**LISTED RECORDS:**
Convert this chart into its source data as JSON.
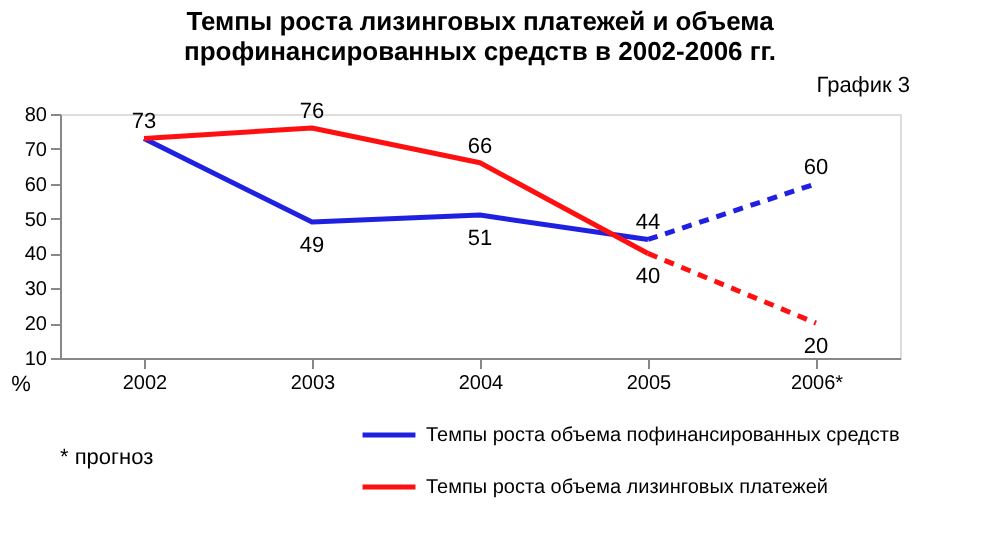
{
  "chart_data": {
    "type": "line",
    "title": "Темпы роста лизинговых платежей и объема профинансированных средств в 2002-2006 гг.",
    "ylabel": "%",
    "annotations": [
      "График 3",
      "* прогноз"
    ],
    "categories": [
      "2002",
      "2003",
      "2004",
      "2005",
      "2006*"
    ],
    "series": [
      {
        "name": "Темпы роста объема пофинансированных средств",
        "color": "#2020e0",
        "values": [
          73,
          49,
          51,
          44,
          null
        ],
        "value_labels": [
          "73",
          "49",
          "51",
          "44",
          null
        ]
      },
      {
        "name": "Темпы роста объема лизинговых платежей",
        "color": "#ff1010",
        "values": [
          73,
          76,
          66,
          40,
          null
        ],
        "value_labels": [
          null,
          "76",
          "66",
          "40",
          null
        ]
      },
      {
        "color": "#2020e0",
        "line_style": "dashed",
        "values": [
          null,
          null,
          null,
          44,
          60
        ],
        "value_labels": [
          null,
          null,
          null,
          null,
          "60"
        ]
      },
      {
        "color": "#ff1010",
        "line_style": "dashed",
        "values": [
          null,
          null,
          null,
          40,
          20
        ],
        "value_labels": [
          null,
          null,
          null,
          null,
          "20"
        ]
      }
    ],
    "ylim": [
      10,
      80
    ],
    "yticks": [
      10,
      20,
      30,
      40,
      50,
      60,
      70,
      80
    ],
    "grid": false,
    "legend": "bottom"
  }
}
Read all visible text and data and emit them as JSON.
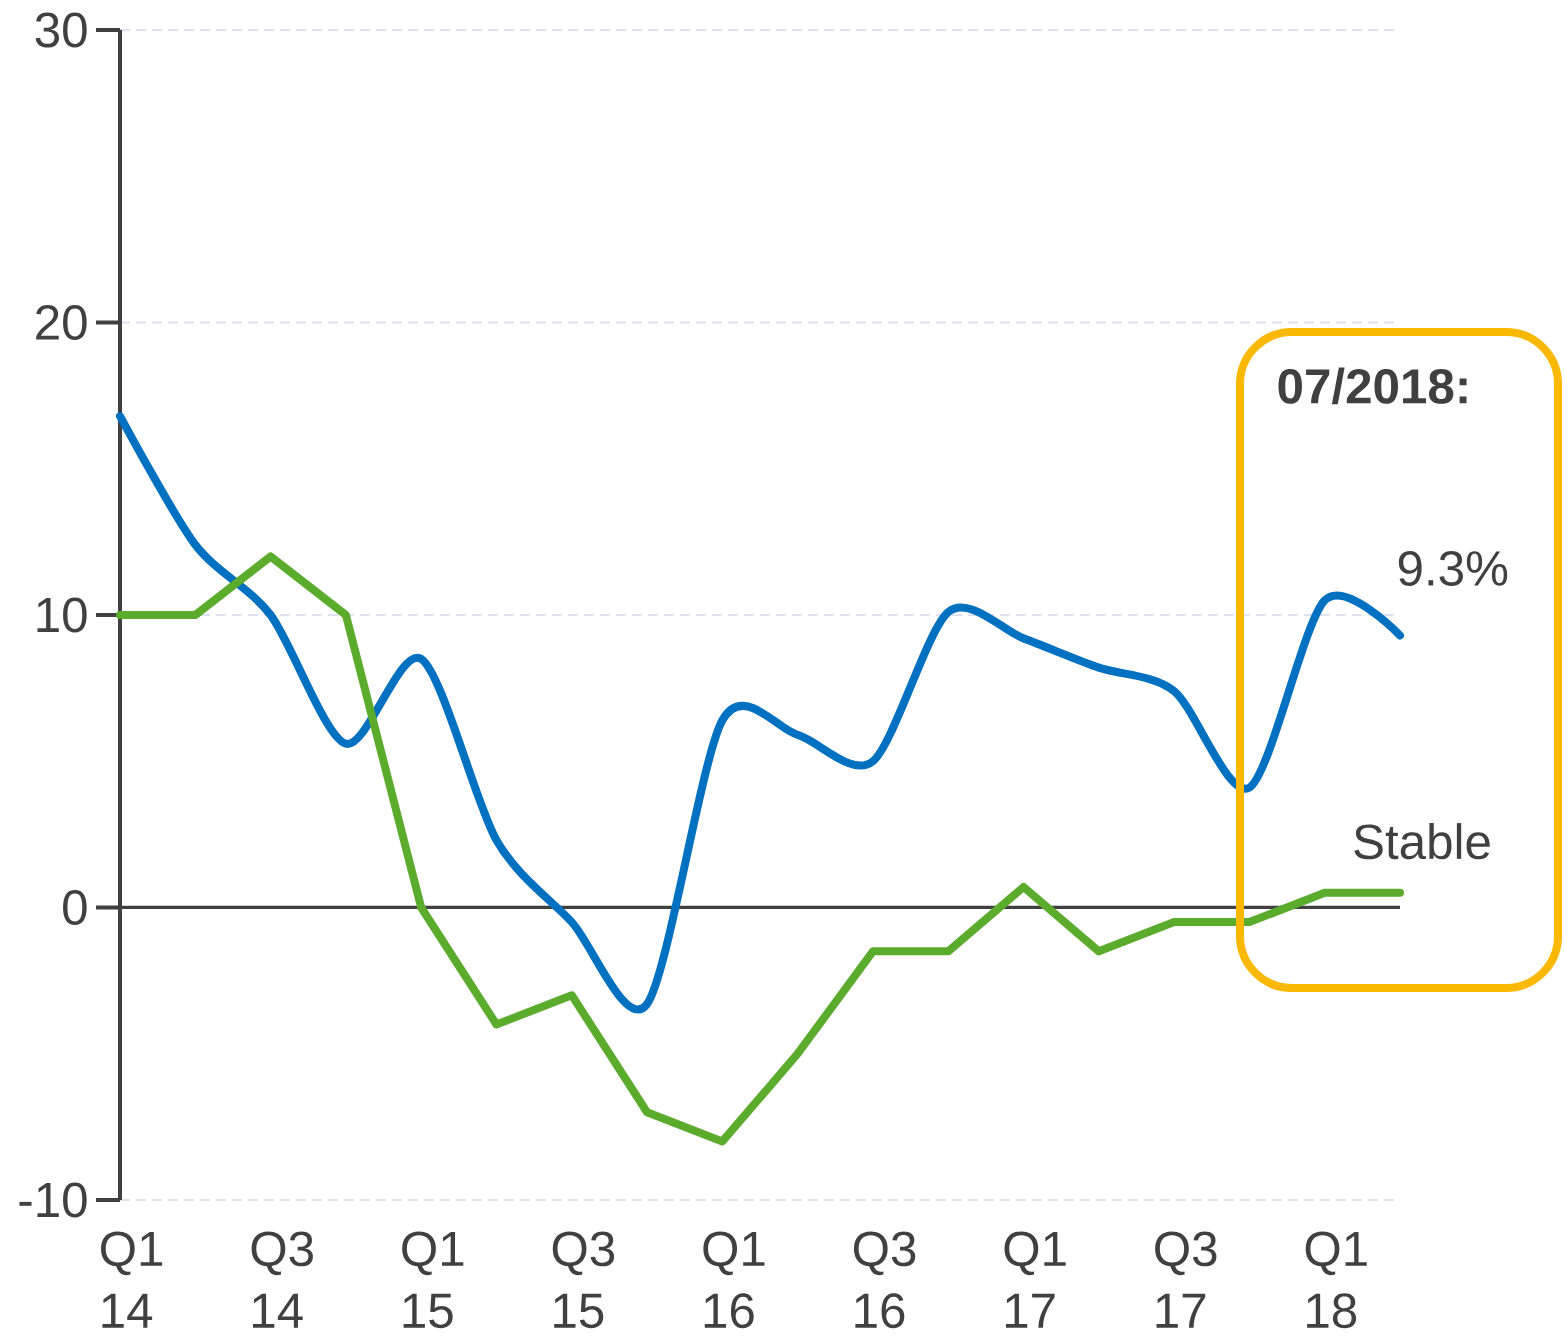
{
  "chart_data": {
    "type": "line",
    "categories": [
      "Q1 14",
      null,
      "Q3 14",
      null,
      "Q1 15",
      null,
      "Q3 15",
      null,
      "Q1 16",
      null,
      "Q3 16",
      null,
      "Q1 17",
      null,
      "Q3 17",
      null,
      "Q1 18",
      null
    ],
    "series": [
      {
        "color": "#0070c0",
        "values": [
          16.8,
          12.4,
          10.0,
          5.6,
          8.5,
          2.3,
          -0.5,
          -3.3,
          6.4,
          5.9,
          5.0,
          10.1,
          9.2,
          8.2,
          7.4,
          4.1,
          10.5,
          9.3
        ],
        "value_labels": [
          null,
          null,
          null,
          null,
          null,
          null,
          null,
          null,
          null,
          null,
          null,
          null,
          null,
          null,
          null,
          null,
          null,
          "9.3%"
        ]
      },
      {
        "color": "#5bac2c",
        "values": [
          10,
          10,
          12,
          10,
          0,
          -4,
          -3,
          -7,
          -8,
          -5,
          -1.5,
          -1.5,
          0.7,
          -1.5,
          -0.5,
          -0.5,
          0.5,
          0.5
        ]
      }
    ],
    "ylim": [
      -10,
      30
    ],
    "yticks": [
      -10,
      0,
      10,
      20,
      30
    ],
    "grid": "y",
    "ref_lines": [
      {
        "axis": "y",
        "value": 0,
        "color": "#404040"
      }
    ],
    "annotations": [
      "07/2018:",
      "Stable"
    ]
  }
}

**WHAT IS NEEDED:** Go through the material above and print all of it exactly, except the pictures.

**RESPONSE TO THE EXERCISE:**
Convert this chart into its source data as JSON.
{
  "chart_data": {
    "type": "line",
    "title": "Темпы роста лизинговых платежей и объема профинансированных средств в 2002-2006 гг.",
    "ylabel": "%",
    "annotations": [
      "График 3",
      "* прогноз"
    ],
    "categories": [
      "2002",
      "2003",
      "2004",
      "2005",
      "2006*"
    ],
    "series": [
      {
        "name": "Темпы роста объема пофинансированных средств",
        "color": "#2020e0",
        "values": [
          73,
          49,
          51,
          44,
          null
        ],
        "value_labels": [
          "73",
          "49",
          "51",
          "44",
          null
        ]
      },
      {
        "name": "Темпы роста объема лизинговых платежей",
        "color": "#ff1010",
        "values": [
          73,
          76,
          66,
          40,
          null
        ],
        "value_labels": [
          null,
          "76",
          "66",
          "40",
          null
        ]
      },
      {
        "color": "#2020e0",
        "line_style": "dashed",
        "values": [
          null,
          null,
          null,
          44,
          60
        ],
        "value_labels": [
          null,
          null,
          null,
          null,
          "60"
        ]
      },
      {
        "color": "#ff1010",
        "line_style": "dashed",
        "values": [
          null,
          null,
          null,
          40,
          20
        ],
        "value_labels": [
          null,
          null,
          null,
          null,
          "20"
        ]
      }
    ],
    "ylim": [
      10,
      80
    ],
    "yticks": [
      10,
      20,
      30,
      40,
      50,
      60,
      70,
      80
    ],
    "grid": false,
    "legend": "bottom"
  }
}
Read all visible text and data and emit them as JSON.
{
  "chart_data": {
    "type": "line",
    "categories": [
      "Q1 14",
      null,
      "Q3 14",
      null,
      "Q1 15",
      null,
      "Q3 15",
      null,
      "Q1 16",
      null,
      "Q3 16",
      null,
      "Q1 17",
      null,
      "Q3 17",
      null,
      "Q1 18",
      null
    ],
    "series": [
      {
        "color": "#0070c0",
        "values": [
          16.8,
          12.4,
          10.0,
          5.6,
          8.5,
          2.3,
          -0.5,
          -3.3,
          6.4,
          5.9,
          5.0,
          10.1,
          9.2,
          8.2,
          7.4,
          4.1,
          10.5,
          9.3
        ],
        "value_labels": [
          null,
          null,
          null,
          null,
          null,
          null,
          null,
          null,
          null,
          null,
          null,
          null,
          null,
          null,
          null,
          null,
          null,
          "9.3%"
        ]
      },
      {
        "color": "#5bac2c",
        "values": [
          10,
          10,
          12,
          10,
          0,
          -4,
          -3,
          -7,
          -8,
          -5,
          -1.5,
          -1.5,
          0.7,
          -1.5,
          -0.5,
          -0.5,
          0.5,
          0.5
        ]
      }
    ],
    "ylim": [
      -10,
      30
    ],
    "yticks": [
      -10,
      0,
      10,
      20,
      30
    ],
    "grid": "y",
    "ref_lines": [
      {
        "axis": "y",
        "value": 0,
        "color": "#404040"
      }
    ],
    "annotations": [
      "07/2018:",
      "Stable"
    ]
  }
}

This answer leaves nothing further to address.